Stored data
☆ ☆ ☆

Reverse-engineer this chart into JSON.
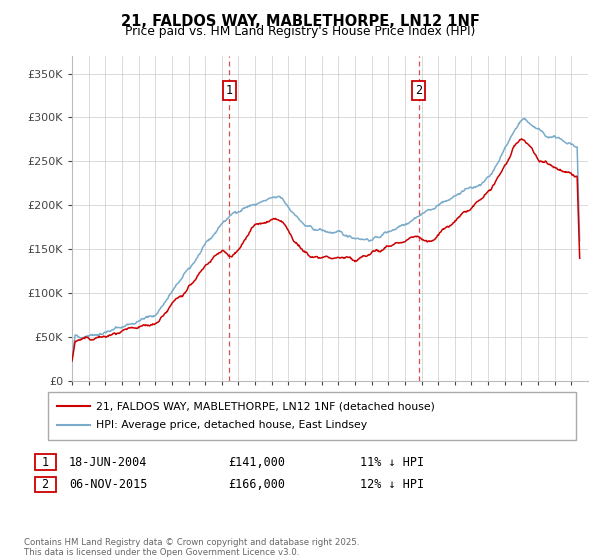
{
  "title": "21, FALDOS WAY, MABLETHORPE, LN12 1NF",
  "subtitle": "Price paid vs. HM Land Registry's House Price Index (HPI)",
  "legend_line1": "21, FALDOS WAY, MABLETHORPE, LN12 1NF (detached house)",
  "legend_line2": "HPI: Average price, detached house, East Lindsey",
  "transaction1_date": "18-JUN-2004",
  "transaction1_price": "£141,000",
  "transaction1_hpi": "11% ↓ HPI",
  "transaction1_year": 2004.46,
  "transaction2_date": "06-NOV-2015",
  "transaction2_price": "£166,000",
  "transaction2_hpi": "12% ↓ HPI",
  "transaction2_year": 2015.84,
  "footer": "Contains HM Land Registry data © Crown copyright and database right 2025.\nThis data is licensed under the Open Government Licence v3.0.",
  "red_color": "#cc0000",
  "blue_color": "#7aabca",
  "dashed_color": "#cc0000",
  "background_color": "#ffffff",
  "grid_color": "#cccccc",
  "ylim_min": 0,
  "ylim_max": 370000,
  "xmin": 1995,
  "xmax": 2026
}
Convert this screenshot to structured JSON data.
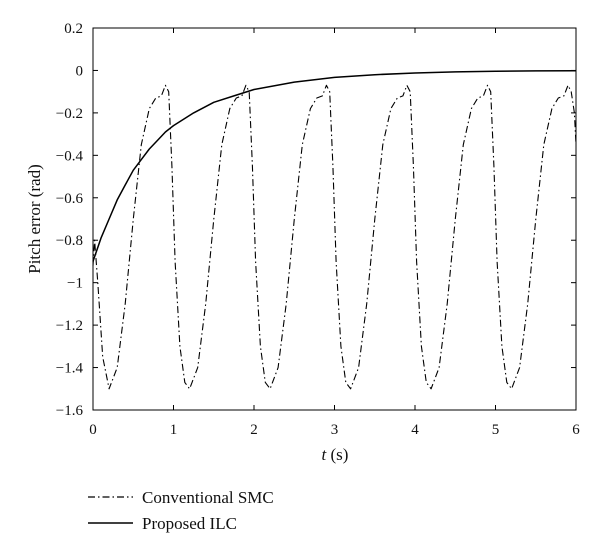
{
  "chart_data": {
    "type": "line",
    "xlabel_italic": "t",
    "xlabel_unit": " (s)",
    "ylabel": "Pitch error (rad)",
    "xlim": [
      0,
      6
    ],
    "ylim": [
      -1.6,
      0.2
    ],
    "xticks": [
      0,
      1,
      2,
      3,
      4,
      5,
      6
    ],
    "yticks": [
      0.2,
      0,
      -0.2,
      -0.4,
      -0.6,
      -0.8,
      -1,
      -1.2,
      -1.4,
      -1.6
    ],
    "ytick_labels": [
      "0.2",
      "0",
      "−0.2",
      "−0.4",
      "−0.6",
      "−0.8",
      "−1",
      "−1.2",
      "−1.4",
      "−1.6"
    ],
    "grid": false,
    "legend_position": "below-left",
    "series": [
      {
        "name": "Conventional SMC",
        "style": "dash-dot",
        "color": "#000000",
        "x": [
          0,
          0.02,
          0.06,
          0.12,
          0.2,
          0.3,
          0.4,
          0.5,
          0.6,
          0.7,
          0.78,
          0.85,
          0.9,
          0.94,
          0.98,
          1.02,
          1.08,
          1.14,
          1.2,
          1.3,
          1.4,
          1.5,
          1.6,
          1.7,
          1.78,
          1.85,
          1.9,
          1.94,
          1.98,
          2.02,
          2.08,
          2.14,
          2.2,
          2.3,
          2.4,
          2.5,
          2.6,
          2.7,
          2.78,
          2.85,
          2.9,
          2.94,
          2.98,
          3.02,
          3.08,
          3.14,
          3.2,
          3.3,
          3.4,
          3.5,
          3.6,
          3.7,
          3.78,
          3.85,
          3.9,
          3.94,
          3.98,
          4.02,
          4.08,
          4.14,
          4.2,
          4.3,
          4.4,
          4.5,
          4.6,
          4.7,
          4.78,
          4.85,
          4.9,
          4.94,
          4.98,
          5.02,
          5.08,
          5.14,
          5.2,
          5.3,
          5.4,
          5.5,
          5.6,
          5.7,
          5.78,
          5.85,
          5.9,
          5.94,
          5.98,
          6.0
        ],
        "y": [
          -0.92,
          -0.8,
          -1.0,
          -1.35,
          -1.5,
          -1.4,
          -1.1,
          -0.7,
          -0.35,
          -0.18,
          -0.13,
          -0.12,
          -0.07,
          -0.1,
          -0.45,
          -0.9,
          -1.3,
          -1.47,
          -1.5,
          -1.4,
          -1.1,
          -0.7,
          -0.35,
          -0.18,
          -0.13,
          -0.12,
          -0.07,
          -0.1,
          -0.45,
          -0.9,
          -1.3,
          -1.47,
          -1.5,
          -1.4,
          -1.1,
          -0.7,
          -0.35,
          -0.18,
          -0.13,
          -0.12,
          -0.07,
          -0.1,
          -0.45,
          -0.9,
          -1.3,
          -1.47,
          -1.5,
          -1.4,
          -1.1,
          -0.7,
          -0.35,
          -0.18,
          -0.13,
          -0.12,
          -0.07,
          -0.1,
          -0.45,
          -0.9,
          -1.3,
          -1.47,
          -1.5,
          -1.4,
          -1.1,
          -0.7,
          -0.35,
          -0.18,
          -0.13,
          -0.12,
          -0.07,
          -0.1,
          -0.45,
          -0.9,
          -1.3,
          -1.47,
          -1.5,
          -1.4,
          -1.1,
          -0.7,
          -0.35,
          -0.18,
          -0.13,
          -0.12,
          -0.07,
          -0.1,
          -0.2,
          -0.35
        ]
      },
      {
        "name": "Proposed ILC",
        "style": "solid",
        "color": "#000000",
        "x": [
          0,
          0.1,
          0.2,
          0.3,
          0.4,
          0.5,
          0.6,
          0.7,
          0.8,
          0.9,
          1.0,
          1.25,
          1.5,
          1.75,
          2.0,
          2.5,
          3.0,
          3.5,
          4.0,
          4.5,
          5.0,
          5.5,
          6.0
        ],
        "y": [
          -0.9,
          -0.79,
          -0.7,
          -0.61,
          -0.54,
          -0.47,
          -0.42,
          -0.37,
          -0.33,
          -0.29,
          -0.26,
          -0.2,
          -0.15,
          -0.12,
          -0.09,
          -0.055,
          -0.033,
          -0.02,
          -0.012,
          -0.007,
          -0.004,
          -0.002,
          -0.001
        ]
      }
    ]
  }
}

☆ ☆ ☆

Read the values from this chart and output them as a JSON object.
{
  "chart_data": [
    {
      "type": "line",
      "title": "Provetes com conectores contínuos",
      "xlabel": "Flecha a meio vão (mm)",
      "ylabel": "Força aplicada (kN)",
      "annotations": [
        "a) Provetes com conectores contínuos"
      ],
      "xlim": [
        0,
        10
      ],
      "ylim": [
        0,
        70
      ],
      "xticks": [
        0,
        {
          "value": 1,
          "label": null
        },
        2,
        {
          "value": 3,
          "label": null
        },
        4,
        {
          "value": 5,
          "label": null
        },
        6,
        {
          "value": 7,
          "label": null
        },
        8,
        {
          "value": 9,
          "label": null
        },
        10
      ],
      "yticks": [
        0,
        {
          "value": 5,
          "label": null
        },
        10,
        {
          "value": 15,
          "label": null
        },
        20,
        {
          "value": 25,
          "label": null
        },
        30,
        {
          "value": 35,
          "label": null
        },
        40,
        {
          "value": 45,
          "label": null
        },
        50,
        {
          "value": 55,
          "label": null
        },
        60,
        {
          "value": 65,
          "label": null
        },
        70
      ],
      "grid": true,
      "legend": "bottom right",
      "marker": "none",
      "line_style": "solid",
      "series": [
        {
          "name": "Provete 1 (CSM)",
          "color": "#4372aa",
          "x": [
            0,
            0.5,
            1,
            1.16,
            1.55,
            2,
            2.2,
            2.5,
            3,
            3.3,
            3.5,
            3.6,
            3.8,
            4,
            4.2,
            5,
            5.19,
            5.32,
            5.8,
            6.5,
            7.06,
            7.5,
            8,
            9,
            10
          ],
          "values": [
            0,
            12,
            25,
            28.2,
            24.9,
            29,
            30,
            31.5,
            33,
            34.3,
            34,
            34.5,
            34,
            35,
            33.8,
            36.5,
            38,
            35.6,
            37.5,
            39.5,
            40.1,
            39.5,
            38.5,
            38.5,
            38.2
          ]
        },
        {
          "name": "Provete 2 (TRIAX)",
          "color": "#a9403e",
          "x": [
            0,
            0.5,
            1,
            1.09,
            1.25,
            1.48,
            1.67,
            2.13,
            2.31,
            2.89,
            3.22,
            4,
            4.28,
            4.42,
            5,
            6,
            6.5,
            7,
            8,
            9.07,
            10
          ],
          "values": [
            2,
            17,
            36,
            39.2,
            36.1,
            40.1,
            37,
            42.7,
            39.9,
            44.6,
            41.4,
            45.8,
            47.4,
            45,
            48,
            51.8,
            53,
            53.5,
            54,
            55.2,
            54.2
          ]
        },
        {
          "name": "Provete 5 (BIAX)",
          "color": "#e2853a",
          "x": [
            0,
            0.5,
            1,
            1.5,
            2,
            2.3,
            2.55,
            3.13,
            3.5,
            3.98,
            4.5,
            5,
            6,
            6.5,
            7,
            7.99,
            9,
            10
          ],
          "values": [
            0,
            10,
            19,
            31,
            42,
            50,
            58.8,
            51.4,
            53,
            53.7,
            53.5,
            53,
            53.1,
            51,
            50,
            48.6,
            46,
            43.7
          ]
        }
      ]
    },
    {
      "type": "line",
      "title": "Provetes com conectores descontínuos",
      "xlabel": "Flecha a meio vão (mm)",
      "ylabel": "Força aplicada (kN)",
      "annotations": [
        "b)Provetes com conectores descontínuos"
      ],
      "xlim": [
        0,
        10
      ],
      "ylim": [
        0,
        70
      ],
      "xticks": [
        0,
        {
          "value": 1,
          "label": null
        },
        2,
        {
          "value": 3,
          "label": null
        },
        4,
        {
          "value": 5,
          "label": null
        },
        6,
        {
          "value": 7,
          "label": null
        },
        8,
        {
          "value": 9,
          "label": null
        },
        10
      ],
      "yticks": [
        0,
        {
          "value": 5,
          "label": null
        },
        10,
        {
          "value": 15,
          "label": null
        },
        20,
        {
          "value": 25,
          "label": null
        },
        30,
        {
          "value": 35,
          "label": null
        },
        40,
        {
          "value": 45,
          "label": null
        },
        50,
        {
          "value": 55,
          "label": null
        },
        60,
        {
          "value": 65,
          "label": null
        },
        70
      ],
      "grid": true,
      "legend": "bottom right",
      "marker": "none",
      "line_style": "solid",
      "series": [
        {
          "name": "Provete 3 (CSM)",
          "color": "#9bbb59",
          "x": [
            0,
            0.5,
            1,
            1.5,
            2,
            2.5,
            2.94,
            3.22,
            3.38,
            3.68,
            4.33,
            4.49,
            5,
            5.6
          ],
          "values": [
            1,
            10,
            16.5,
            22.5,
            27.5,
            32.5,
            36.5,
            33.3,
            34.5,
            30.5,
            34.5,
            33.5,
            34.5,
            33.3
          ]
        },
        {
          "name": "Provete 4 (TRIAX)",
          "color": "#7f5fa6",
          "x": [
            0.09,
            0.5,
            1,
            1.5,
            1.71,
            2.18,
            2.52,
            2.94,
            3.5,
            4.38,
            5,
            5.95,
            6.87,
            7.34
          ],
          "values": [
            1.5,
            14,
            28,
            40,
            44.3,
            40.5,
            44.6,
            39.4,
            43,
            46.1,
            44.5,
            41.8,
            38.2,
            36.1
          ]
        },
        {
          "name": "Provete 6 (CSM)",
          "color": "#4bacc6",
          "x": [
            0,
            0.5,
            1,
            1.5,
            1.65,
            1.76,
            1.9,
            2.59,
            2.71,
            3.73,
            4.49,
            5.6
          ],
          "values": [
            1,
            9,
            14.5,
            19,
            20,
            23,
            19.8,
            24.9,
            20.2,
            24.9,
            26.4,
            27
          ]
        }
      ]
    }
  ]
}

☆ ☆ ☆

▶ _Objective_: Show, from the listing above, each line that contains the word "Registry".

▶ _Answer to this problem_:
  "subtitle": "Price paid vs. HM Land Registry's House Price Index (HPI)",
  "footer": "Contains HM Land Registry data © Crown copyright and database right 2025.\nThis data is licensed under the Open Government Licence v3.0.",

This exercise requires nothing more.